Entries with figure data
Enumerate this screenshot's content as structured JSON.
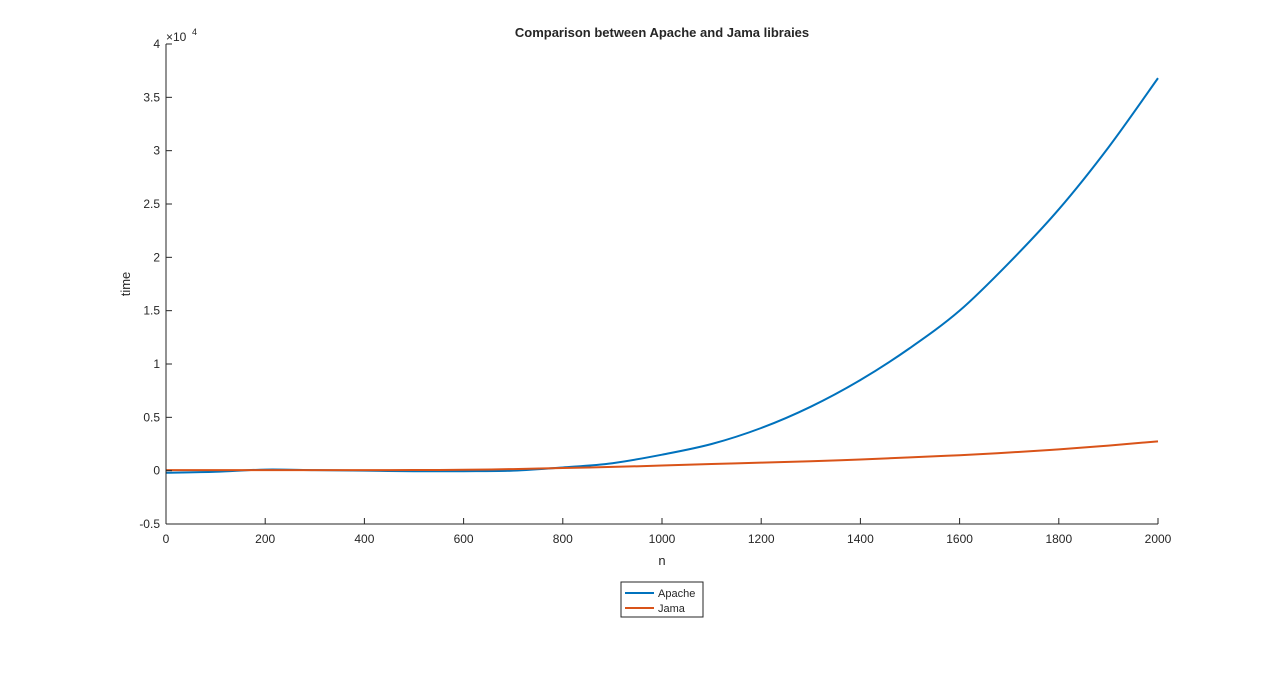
{
  "chart_data": {
    "type": "line",
    "title": "Comparison between Apache and Jama libraies",
    "xlabel": "n",
    "ylabel": "time",
    "xlim": [
      0,
      2000
    ],
    "ylim": [
      -5000,
      40000
    ],
    "y_exponent_label": "×10",
    "y_exponent_power": "4",
    "xticks": [
      0,
      200,
      400,
      600,
      800,
      1000,
      1200,
      1400,
      1600,
      1800,
      2000
    ],
    "xtick_labels": [
      "0",
      "200",
      "400",
      "600",
      "800",
      "1000",
      "1200",
      "1400",
      "1600",
      "1800",
      "2000"
    ],
    "yticks": [
      -5000,
      0,
      5000,
      10000,
      15000,
      20000,
      25000,
      30000,
      35000,
      40000
    ],
    "ytick_labels": [
      "-0.5",
      "0",
      "0.5",
      "1",
      "1.5",
      "2",
      "2.5",
      "3",
      "3.5",
      "4"
    ],
    "grid": false,
    "legend_position": "bottom-center",
    "series": [
      {
        "name": "Apache",
        "color": "#0072BD",
        "x": [
          0,
          100,
          200,
          300,
          400,
          500,
          600,
          700,
          800,
          900,
          1000,
          1100,
          1200,
          1300,
          1400,
          1500,
          1600,
          1700,
          1800,
          1900,
          2000
        ],
        "y": [
          -200,
          -100,
          100,
          50,
          0,
          -50,
          -50,
          0,
          300,
          700,
          1500,
          2500,
          4000,
          6000,
          8500,
          11500,
          15000,
          19500,
          24500,
          30300,
          36800
        ]
      },
      {
        "name": "Jama",
        "color": "#D95319",
        "x": [
          0,
          100,
          200,
          300,
          400,
          500,
          600,
          700,
          800,
          900,
          1000,
          1100,
          1200,
          1300,
          1400,
          1500,
          1600,
          1700,
          1800,
          1900,
          2000
        ],
        "y": [
          50,
          50,
          50,
          50,
          50,
          60,
          80,
          150,
          250,
          350,
          480,
          620,
          750,
          880,
          1050,
          1250,
          1450,
          1700,
          2000,
          2350,
          2750
        ]
      }
    ]
  }
}
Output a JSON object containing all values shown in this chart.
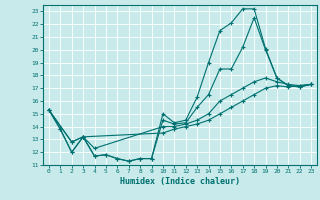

Requirement: Lines containing the word "JSON" are to be tallied; report only the total.

Response: 2